Task: Repeat the listing in full, exactly as it stands.

Stored records
>> BEGIN

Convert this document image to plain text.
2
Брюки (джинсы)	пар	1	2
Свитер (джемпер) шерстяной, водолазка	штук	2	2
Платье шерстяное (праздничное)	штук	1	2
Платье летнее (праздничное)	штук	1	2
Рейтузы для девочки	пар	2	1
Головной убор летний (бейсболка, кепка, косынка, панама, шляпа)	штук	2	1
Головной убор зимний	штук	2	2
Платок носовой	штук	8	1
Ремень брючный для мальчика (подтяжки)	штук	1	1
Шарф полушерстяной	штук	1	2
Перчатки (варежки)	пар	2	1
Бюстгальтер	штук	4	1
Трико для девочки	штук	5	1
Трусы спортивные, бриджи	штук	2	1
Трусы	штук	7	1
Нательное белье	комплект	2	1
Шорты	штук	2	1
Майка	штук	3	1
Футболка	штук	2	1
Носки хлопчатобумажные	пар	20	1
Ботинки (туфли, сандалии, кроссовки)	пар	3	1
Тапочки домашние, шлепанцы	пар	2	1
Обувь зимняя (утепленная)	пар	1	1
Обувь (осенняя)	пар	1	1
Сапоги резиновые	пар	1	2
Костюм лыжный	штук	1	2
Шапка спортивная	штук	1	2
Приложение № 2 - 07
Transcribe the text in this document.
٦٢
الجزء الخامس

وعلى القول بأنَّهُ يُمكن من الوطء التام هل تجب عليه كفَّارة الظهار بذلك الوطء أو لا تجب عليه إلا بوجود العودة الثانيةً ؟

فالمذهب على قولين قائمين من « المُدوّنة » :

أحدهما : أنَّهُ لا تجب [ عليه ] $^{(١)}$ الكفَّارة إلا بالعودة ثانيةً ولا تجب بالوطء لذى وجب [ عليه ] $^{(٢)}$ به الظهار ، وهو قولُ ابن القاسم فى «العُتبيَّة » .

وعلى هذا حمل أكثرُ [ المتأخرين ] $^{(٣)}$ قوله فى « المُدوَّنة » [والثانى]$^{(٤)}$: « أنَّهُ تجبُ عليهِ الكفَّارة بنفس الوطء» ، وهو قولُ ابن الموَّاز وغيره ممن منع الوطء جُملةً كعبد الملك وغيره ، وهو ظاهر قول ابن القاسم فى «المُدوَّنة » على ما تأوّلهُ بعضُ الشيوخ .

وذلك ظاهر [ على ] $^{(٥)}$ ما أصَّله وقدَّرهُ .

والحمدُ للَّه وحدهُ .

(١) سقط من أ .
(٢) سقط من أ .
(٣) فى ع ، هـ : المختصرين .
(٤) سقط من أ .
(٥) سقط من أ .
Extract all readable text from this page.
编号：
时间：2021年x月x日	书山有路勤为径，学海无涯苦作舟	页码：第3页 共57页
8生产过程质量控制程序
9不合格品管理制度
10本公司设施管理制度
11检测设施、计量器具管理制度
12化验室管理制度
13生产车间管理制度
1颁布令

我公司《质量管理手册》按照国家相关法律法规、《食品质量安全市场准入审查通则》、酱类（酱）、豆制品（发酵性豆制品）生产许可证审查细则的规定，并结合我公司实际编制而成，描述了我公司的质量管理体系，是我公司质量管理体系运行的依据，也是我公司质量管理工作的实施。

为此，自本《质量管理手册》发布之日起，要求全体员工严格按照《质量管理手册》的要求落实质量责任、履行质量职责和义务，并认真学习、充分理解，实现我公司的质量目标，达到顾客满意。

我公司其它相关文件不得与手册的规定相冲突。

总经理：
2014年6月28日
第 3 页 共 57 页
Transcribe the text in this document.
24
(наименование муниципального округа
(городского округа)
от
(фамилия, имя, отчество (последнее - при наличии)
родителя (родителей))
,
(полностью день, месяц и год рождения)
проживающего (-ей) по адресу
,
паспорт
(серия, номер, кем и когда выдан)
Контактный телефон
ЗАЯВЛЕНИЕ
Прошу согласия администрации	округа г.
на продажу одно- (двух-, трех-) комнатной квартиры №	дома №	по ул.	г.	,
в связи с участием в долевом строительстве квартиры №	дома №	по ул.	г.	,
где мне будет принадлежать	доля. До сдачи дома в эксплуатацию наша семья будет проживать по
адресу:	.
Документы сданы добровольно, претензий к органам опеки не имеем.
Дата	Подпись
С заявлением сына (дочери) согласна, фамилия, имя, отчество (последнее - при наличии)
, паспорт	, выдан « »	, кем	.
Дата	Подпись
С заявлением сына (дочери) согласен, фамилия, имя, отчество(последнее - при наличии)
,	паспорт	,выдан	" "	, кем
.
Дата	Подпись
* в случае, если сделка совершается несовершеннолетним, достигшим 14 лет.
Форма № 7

>> END

Response for this exercise:
Convert this document image to plain text.
2
Брюки (джинсы)	пар	1	2
Свитер (джемпер) шерстяной, водолазка	штук	2	2
Платье шерстяное (праздничное)	штук	1	2
Платье летнее (праздничное)	штук	1	2
Рейтузы для девочки	пар	2	1
Головной убор летний (бейсболка, кепка, косынка, панама, шляпа)	штук	2	1
Головной убор зимний	штук	2	2
Платок носовой	штук	8	1
Ремень брючный для мальчика (подтяжки)	штук	1	1
Шарф полушерстяной	штук	1	2
Перчатки (варежки)	пар	2	1
Бюстгальтер	штук	4	1
Трико для девочки	штук	5	1
Трусы спортивные, бриджи	штук	2	1
Трусы	штук	7	1
Нательное белье	комплект	2	1
Шорты	штук	2	1
Майка	штук	3	1
Футболка	штук	2	1
Носки хлопчатобумажные	пар	20	1
Ботинки (туфли, сандалии, кроссовки)	пар	3	1
Тапочки домашние, шлепанцы	пар	2	1
Обувь зимняя (утепленная)	пар	1	1
Обувь (осенняя)	пар	1	1
Сапоги резиновые	пар	1	2
Костюм лыжный	штук	1	2
Шапка спортивная	штук	1	2
Приложение № 2 - 07
Transcribe the text in this document.
٦٢
الجزء الخامس

وعلى القول بأنَّهُ يُمكن من الوطء التام هل تجب عليه كفَّارة الظهار بذلك الوطء أو لا تجب عليه إلا بوجود العودة الثانيةً ؟

فالمذهب على قولين قائمين من « المُدوّنة » :

أحدهما : أنَّهُ لا تجب [ عليه ] $^{(١)}$ الكفَّارة إلا بالعودة ثانيةً ولا تجب بالوطء لذى وجب [ عليه ] $^{(٢)}$ به الظهار ، وهو قولُ ابن القاسم فى «العُتبيَّة » .

وعلى هذا حمل أكثرُ [ المتأخرين ] $^{(٣)}$ قوله فى « المُدوَّنة » [والثانى]$^{(٤)}$: « أنَّهُ تجبُ عليهِ الكفَّارة بنفس الوطء» ، وهو قولُ ابن الموَّاز وغيره ممن منع الوطء جُملةً كعبد الملك وغيره ، وهو ظاهر قول ابن القاسم فى «المُدوَّنة » على ما تأوّلهُ بعضُ الشيوخ .

وذلك ظاهر [ على ] $^{(٥)}$ ما أصَّله وقدَّرهُ .

والحمدُ للَّه وحدهُ .

(١) سقط من أ .
(٢) سقط من أ .
(٣) فى ع ، هـ : المختصرين .
(٤) سقط من أ .
(٥) سقط من أ .
Extract all readable text from this page.
编号：
时间：2021年x月x日	书山有路勤为径，学海无涯苦作舟	页码：第3页 共57页
8生产过程质量控制程序
9不合格品管理制度
10本公司设施管理制度
11检测设施、计量器具管理制度
12化验室管理制度
13生产车间管理制度
1颁布令

我公司《质量管理手册》按照国家相关法律法规、《食品质量安全市场准入审查通则》、酱类（酱）、豆制品（发酵性豆制品）生产许可证审查细则的规定，并结合我公司实际编制而成，描述了我公司的质量管理体系，是我公司质量管理体系运行的依据，也是我公司质量管理工作的实施。

为此，自本《质量管理手册》发布之日起，要求全体员工严格按照《质量管理手册》的要求落实质量责任、履行质量职责和义务，并认真学习、充分理解，实现我公司的质量目标，达到顾客满意。

我公司其它相关文件不得与手册的规定相冲突。

总经理：
2014年6月28日
第 3 页 共 57 页
Transcribe the text in this document.
24
(наименование муниципального округа
(городского округа)
от
(фамилия, имя, отчество (последнее - при наличии)
родителя (родителей))
,
(полностью день, месяц и год рождения)
проживающего (-ей) по адресу
,
паспорт
(серия, номер, кем и когда выдан)
Контактный телефон
ЗАЯВЛЕНИЕ
Прошу согласия администрации	округа г.
на продажу одно- (двух-, трех-) комнатной квартиры №	дома №	по ул.	г.	,
в связи с участием в долевом строительстве квартиры №	дома №	по ул.	г.	,
где мне будет принадлежать	доля. До сдачи дома в эксплуатацию наша семья будет проживать по
адресу:	.
Документы сданы добровольно, претензий к органам опеки не имеем.
Дата	Подпись
С заявлением сына (дочери) согласна, фамилия, имя, отчество (последнее - при наличии)
, паспорт	, выдан « »	, кем	.
Дата	Подпись
С заявлением сына (дочери) согласен, фамилия, имя, отчество(последнее - при наличии)
,	паспорт	,выдан	" "	, кем
.
Дата	Подпись
* в случае, если сделка совершается несовершеннолетним, достигшим 14 лет.
Форма № 7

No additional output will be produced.